### [WHAT THE TASK REQUIRES]
Please output the records below in full, exactly as given, but without the images.
────────────────────────────────────────
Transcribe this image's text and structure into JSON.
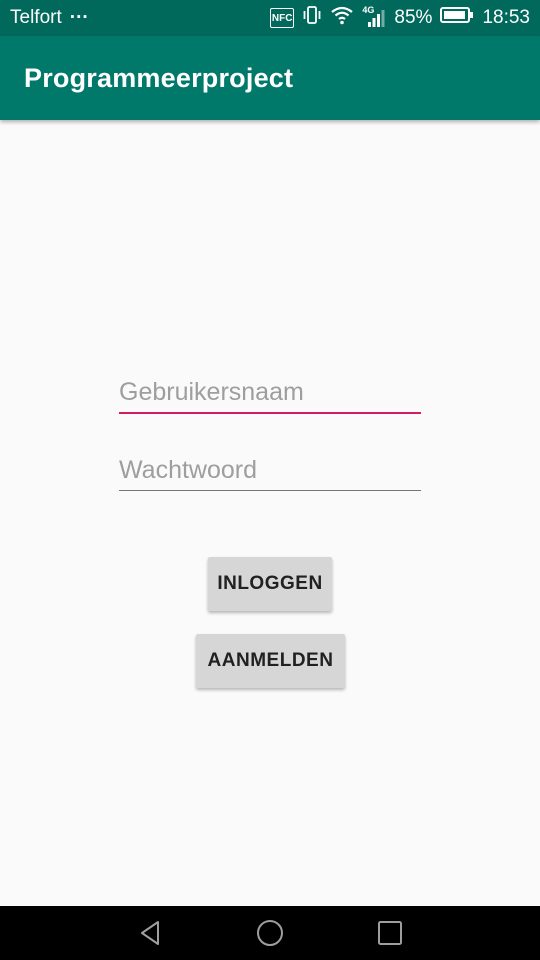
{
  "status_bar": {
    "carrier": "Telfort",
    "more": "···",
    "nfc": "NFC",
    "network": "4G",
    "battery": "85%",
    "time": "18:53"
  },
  "app_bar": {
    "title": "Programmeerproject"
  },
  "form": {
    "username_placeholder": "Gebruikersnaam",
    "username_value": "",
    "password_placeholder": "Wachtwoord",
    "password_value": "",
    "login_label": "INLOGGEN",
    "register_label": "AANMELDEN"
  },
  "colors": {
    "status_bar": "#00695c",
    "app_bar": "#00796b",
    "accent": "#d81b60",
    "background": "#fafafa",
    "button": "#d6d6d6"
  },
  "nav_bar": {
    "icons": [
      "back-icon",
      "home-icon",
      "recents-icon"
    ]
  }
}
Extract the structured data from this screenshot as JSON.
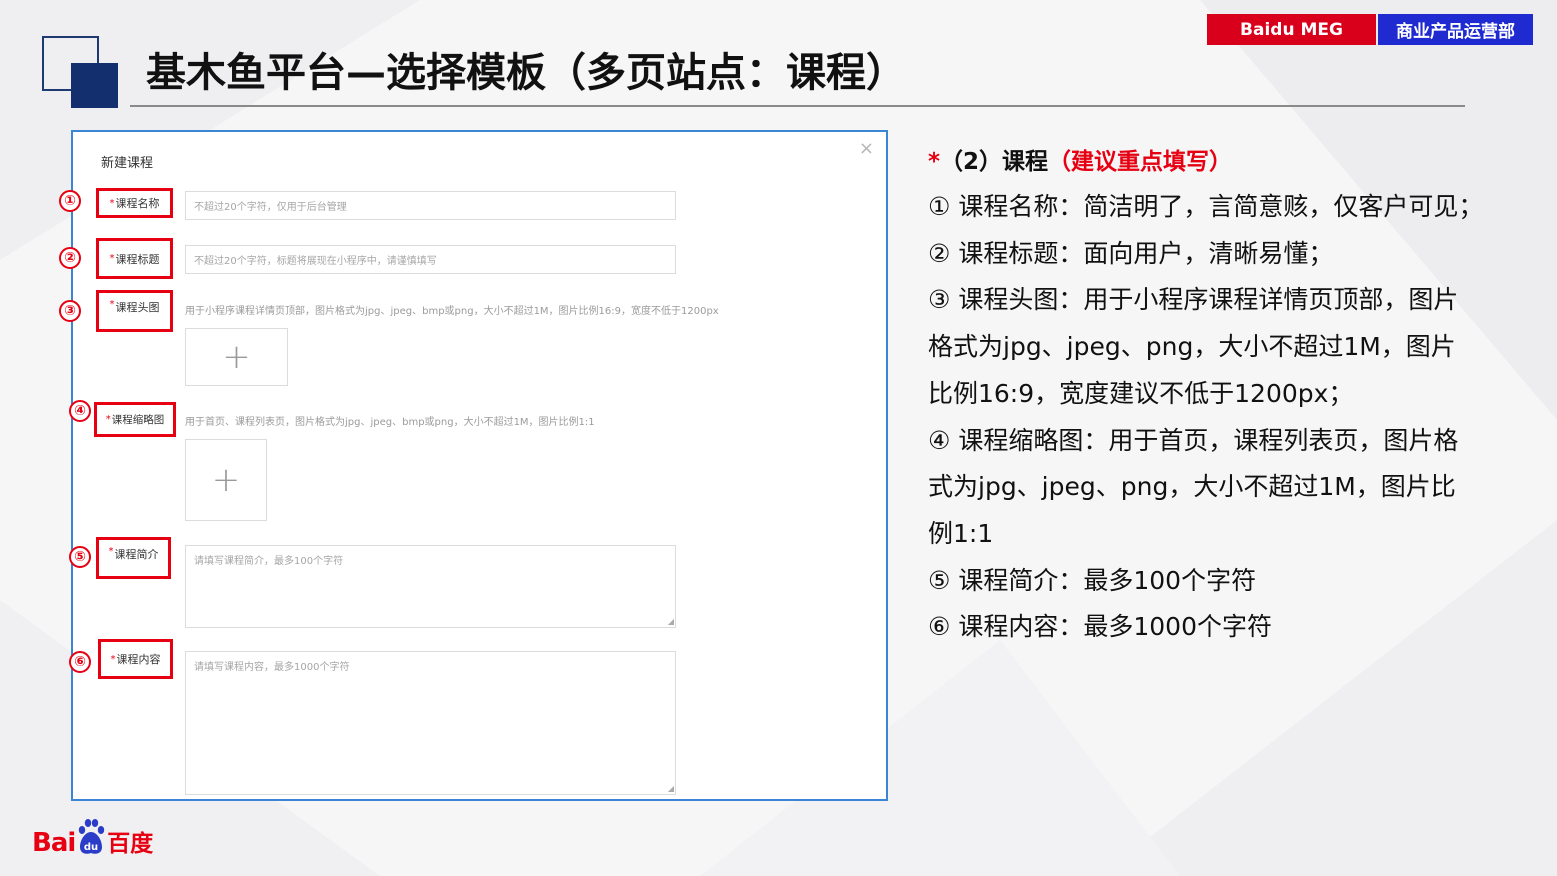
────────────────────────────────────────
### [OUTPUT FOR THIS TASK]
Transcribe this image's text and structure into JSON.
{
  "status_bar": {
    "carrier": "Telfort",
    "more": "···",
    "nfc": "NFC",
    "network": "4G",
    "battery": "85%",
    "time": "18:53"
  },
  "app_bar": {
    "title": "Programmeerproject"
  },
  "form": {
    "username_placeholder": "Gebruikersnaam",
    "username_value": "",
    "password_placeholder": "Wachtwoord",
    "password_value": "",
    "login_label": "INLOGGEN",
    "register_label": "AANMELDEN"
  },
  "colors": {
    "status_bar": "#00695c",
    "app_bar": "#00796b",
    "accent": "#d81b60",
    "background": "#fafafa",
    "button": "#d6d6d6"
  },
  "nav_bar": {
    "icons": [
      "back-icon",
      "home-icon",
      "recents-icon"
    ]
  }
}
Extract the structured data from this screenshot as JSON.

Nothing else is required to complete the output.